▸ Direction
Among the following entries, count the lines that contain "label" and report only the result.

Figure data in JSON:
◆ ◆ ◆ ◆ ◆ ◆ ◆

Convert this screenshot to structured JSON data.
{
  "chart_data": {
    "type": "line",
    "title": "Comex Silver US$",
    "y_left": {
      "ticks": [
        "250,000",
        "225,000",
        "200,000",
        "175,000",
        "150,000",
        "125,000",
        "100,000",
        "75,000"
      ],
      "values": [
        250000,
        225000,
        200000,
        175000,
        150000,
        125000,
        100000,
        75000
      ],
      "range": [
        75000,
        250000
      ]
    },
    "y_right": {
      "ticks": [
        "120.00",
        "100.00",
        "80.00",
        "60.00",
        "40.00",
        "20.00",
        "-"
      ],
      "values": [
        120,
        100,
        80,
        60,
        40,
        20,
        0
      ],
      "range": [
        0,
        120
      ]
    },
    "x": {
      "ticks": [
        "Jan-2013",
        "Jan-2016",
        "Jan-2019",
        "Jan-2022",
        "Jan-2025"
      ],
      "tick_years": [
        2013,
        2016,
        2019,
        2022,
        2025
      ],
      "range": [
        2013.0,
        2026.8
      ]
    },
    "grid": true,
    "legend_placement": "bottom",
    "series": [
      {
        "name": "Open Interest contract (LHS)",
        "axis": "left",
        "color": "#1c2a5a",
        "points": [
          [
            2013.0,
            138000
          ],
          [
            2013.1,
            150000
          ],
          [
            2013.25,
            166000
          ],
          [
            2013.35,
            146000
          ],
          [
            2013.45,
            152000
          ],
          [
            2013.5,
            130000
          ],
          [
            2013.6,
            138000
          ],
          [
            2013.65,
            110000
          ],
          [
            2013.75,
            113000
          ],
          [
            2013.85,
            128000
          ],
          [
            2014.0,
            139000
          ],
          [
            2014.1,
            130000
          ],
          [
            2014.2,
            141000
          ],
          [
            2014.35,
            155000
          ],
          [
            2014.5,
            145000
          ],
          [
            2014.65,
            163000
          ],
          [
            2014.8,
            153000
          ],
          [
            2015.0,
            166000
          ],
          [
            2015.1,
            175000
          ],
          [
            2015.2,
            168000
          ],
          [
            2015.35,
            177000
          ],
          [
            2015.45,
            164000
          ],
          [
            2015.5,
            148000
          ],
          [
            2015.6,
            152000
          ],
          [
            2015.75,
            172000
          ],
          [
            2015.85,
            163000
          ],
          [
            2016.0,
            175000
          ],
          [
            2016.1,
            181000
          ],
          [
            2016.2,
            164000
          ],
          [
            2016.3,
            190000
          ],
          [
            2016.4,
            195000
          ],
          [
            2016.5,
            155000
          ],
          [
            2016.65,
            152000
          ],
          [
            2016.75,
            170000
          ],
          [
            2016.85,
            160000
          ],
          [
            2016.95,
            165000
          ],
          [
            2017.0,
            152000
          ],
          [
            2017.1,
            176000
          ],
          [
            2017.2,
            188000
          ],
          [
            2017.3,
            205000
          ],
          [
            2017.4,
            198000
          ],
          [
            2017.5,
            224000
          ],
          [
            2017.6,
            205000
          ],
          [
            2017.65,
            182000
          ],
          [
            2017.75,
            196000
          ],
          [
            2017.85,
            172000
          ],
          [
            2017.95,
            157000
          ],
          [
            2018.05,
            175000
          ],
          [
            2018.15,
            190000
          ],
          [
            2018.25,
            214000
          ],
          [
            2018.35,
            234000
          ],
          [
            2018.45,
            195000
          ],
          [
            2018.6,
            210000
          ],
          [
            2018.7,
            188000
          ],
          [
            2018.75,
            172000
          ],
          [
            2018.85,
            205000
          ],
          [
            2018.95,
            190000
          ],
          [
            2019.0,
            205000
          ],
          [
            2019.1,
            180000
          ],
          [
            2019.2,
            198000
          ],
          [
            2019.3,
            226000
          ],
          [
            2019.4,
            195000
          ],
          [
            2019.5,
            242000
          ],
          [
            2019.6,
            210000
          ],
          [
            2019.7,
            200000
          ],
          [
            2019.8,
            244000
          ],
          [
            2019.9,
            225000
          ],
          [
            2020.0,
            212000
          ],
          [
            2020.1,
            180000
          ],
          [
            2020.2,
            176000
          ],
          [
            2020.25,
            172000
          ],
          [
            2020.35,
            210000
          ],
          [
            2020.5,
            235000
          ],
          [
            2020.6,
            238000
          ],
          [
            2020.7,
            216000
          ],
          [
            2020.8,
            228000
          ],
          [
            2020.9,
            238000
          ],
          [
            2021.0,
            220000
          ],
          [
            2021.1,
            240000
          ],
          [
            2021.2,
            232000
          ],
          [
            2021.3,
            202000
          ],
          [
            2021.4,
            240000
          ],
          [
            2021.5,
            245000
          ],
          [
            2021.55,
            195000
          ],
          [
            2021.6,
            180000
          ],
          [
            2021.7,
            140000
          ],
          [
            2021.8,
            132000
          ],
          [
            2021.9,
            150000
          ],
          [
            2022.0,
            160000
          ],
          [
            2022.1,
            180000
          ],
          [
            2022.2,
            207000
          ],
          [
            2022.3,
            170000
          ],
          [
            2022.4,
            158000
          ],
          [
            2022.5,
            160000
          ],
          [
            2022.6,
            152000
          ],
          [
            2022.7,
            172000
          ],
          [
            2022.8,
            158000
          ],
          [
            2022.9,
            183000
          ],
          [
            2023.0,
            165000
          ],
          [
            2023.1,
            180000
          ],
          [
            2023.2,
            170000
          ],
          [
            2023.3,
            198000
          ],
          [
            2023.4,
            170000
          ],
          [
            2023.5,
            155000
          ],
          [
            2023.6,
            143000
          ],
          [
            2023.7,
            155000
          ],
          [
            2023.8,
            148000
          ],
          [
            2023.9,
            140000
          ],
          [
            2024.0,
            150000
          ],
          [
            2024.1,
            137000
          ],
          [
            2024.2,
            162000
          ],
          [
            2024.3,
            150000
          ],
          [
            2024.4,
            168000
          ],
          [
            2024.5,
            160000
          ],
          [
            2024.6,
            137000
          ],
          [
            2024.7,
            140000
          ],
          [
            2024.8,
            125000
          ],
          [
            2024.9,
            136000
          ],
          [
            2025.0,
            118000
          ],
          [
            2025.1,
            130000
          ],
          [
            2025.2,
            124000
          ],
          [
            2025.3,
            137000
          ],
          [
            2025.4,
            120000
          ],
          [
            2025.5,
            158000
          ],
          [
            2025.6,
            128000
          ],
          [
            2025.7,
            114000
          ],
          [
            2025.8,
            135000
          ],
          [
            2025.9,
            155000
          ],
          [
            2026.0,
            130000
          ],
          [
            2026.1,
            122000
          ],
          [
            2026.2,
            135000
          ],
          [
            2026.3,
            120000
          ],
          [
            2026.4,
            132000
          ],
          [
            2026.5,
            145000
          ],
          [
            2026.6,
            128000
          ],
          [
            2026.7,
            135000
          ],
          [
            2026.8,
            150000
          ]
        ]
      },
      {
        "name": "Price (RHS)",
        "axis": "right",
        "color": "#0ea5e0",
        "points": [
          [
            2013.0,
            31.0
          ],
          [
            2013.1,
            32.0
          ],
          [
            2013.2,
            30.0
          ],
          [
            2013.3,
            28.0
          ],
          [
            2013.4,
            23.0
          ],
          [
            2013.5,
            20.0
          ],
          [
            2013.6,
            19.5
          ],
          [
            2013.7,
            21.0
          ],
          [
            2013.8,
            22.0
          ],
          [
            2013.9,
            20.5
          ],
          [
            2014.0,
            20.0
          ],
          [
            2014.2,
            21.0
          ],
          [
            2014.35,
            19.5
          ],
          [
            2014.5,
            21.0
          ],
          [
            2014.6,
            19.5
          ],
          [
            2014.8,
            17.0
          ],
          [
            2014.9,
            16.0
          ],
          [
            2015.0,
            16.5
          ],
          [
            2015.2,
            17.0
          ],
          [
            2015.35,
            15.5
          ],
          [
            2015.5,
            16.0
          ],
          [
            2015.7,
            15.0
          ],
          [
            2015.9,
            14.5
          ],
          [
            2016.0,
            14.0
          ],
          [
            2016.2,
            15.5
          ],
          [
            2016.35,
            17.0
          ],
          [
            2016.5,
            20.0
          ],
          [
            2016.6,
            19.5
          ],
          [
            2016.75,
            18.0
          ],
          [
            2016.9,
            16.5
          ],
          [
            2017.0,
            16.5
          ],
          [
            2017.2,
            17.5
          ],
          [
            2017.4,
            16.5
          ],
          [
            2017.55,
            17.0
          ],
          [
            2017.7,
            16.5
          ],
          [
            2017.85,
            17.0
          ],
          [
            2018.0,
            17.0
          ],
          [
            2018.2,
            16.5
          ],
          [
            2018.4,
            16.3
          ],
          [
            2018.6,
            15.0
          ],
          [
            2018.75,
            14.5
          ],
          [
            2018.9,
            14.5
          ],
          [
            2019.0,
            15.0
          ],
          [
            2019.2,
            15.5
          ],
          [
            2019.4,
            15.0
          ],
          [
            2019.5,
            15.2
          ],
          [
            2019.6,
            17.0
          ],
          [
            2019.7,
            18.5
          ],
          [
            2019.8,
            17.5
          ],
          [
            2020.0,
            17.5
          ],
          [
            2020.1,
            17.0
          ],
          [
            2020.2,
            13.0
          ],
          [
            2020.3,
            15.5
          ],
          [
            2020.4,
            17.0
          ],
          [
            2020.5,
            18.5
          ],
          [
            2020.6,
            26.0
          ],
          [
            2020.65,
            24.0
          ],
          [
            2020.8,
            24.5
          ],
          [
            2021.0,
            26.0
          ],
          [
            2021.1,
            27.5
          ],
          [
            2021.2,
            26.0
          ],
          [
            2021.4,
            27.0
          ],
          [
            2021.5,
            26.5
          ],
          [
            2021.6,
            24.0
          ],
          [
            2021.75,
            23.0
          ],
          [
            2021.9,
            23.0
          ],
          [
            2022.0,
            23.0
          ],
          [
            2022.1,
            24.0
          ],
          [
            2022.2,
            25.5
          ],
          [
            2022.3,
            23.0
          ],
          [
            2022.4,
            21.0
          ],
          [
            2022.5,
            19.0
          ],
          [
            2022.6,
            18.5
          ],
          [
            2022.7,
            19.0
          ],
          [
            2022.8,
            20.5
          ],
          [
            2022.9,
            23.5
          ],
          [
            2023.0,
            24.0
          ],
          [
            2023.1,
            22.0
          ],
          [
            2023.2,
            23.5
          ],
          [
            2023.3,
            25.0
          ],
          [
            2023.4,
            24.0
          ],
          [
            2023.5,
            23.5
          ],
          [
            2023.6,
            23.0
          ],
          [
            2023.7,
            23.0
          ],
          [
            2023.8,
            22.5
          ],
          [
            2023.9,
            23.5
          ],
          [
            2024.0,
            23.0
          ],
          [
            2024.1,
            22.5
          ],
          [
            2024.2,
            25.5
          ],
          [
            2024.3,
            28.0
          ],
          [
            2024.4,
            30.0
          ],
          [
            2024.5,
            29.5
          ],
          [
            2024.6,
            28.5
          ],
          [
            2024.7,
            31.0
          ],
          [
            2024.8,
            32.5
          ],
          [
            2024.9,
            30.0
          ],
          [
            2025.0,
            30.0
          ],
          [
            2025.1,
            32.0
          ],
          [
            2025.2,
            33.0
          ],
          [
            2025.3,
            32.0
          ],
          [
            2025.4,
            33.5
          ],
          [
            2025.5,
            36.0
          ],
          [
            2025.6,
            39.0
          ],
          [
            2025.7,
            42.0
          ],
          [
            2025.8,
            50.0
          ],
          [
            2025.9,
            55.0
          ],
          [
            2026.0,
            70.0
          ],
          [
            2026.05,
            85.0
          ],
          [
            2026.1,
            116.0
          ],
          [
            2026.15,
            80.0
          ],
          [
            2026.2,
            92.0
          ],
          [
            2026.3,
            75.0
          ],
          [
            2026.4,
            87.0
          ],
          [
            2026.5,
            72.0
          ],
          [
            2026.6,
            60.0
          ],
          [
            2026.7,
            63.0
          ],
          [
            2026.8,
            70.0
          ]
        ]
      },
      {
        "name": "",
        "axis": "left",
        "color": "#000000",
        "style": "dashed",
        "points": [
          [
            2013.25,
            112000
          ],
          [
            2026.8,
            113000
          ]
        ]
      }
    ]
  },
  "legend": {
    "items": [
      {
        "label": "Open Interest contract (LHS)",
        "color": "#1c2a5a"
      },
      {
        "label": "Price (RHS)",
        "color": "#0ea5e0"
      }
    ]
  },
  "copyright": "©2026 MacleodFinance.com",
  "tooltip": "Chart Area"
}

◆ ◆ ◆ ◆ ◆ ◆ ◆

▸ Answer
2